Data extract:

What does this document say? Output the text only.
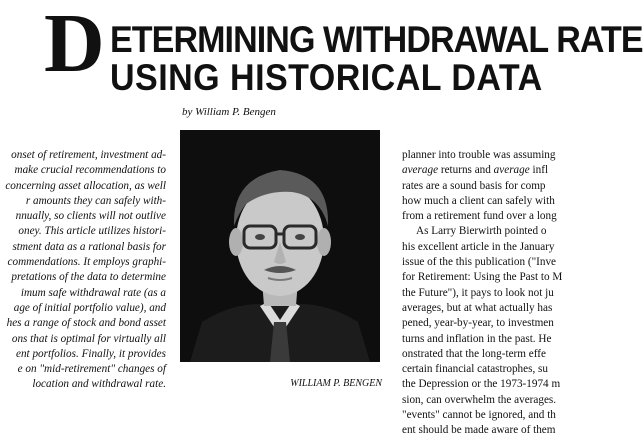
D ETERMINING WITHDRAWAL RATE
USING HISTORICAL DATA
by William P. Bengen
onset of retirement, investment ad-
make crucial recommendations to
concerning asset allocation, as well
r amounts they can safely with-
nnually, so clients will not outlive
oney. This article utilizes histori-
stment data as a rational basis for
commendations. It employs graphi-
pretations of the data to determine
imum safe withdrawal rate (as a
age of initial portfolio value), and
hes a range of stock and bond asset
ons that is optimal for virtually all
ent portfolios. Finally, it provides
e on "mid-retirement" changes of
location and withdrawal rate.	WILLIAM P. BENGEN
planner into trouble was assuming
average returns and average infl
rates are a sound basis for comp
how much a client can safely with
from a retirement fund over a long
As Larry Bierwirth pointed o
his excellent article in the January
issue of the this publication ("Inve
for Retirement: Using the Past to M
the Future"), it pays to look not ju
averages, but at what actually has
pened, year-by-year, to investmen
turns and inflation in the past. He
onstrated that the long-term effe
certain financial catastrophes, su
the Depression or the 1973-1974 m
sion, can overwhelm the averages.
"events" cannot be ignored, and th
ent should be made aware of them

The task: Repeat each record exactly as shown above, dropping all images.

Expected answer:
What does this document say? Output the text only.
D ETERMINING WITHDRAWAL RATE
USING HISTORICAL DATA
by William P. Bengen
onset of retirement, investment ad-
make crucial recommendations to
concerning asset allocation, as well
r amounts they can safely with-
nnually, so clients will not outlive
oney. This article utilizes histori-
stment data as a rational basis for
commendations. It employs graphi-
pretations of the data to determine
imum safe withdrawal rate (as a
age of initial portfolio value), and
hes a range of stock and bond asset
ons that is optimal for virtually all
ent portfolios. Finally, it provides
e on "mid-retirement" changes of
location and withdrawal rate.	WILLIAM P. BENGEN
planner into trouble was assuming
average returns and average infl
rates are a sound basis for comp
how much a client can safely with
from a retirement fund over a long
As Larry Bierwirth pointed o
his excellent article in the January
issue of the this publication ("Inve
for Retirement: Using the Past to M
the Future"), it pays to look not ju
averages, but at what actually has
pened, year-by-year, to investmen
turns and inflation in the past. He
onstrated that the long-term effe
certain financial catastrophes, su
the Depression or the 1973-1974 m
sion, can overwhelm the averages.
"events" cannot be ignored, and th
ent should be made aware of them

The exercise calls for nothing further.